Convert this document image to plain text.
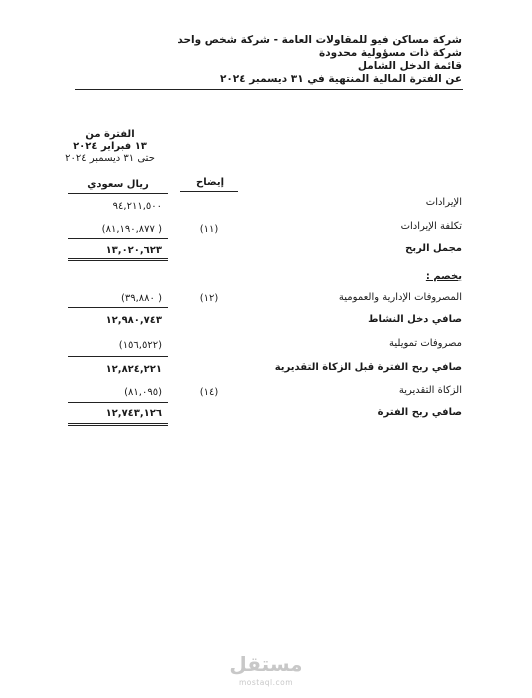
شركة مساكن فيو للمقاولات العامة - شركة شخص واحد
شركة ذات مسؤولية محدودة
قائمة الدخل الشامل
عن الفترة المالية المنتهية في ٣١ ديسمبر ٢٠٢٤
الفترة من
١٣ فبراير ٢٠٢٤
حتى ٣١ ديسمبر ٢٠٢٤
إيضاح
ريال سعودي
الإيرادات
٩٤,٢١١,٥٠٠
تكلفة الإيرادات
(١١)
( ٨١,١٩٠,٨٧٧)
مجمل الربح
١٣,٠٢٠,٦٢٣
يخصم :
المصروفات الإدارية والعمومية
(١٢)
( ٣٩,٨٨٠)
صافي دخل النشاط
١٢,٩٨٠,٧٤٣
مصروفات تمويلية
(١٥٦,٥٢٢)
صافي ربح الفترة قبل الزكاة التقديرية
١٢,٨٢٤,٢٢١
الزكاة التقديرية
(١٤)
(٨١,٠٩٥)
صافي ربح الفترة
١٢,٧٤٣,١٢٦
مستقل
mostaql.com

◇ ◇ ◇ ◇ ◇ ◇ ◇

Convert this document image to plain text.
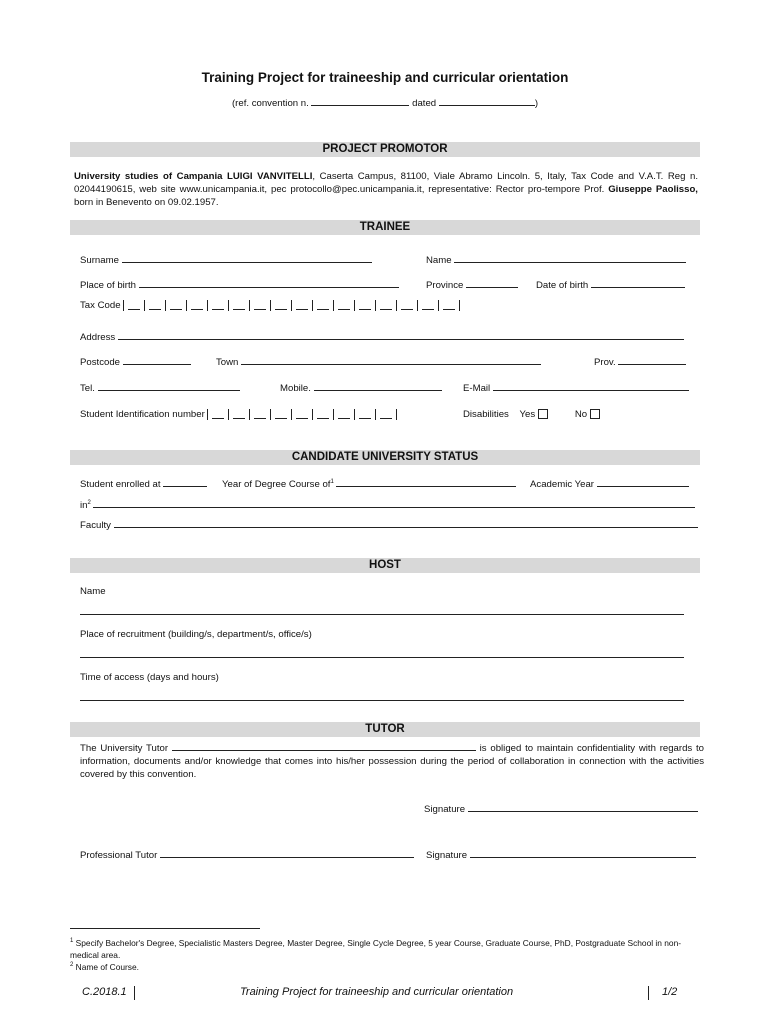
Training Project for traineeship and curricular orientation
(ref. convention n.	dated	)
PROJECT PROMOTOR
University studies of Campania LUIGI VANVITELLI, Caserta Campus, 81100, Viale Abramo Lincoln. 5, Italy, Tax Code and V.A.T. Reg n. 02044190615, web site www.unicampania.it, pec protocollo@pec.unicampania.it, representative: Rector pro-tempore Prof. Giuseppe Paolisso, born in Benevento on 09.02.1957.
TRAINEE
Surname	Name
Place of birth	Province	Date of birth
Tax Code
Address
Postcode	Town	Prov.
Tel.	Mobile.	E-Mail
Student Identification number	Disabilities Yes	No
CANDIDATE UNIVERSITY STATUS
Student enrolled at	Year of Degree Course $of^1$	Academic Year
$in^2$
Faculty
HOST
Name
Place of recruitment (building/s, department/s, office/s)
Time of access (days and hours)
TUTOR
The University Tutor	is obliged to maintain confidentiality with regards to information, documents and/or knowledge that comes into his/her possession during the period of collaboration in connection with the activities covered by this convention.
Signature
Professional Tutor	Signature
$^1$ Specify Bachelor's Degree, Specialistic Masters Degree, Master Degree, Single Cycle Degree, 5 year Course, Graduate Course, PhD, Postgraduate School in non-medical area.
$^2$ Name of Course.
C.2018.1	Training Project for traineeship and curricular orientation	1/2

◇ ◇ ◇ ◇ ◇ ◇ ◇

### [Exercise brief]
Show all lines from the listing above in which "ديسمبر" appears.

### [Solution to this task]
عن الفترة المالية المنتهية في ٣١ ديسمبر ٢٠٢٤
حتى ٣١ ديسمبر ٢٠٢٤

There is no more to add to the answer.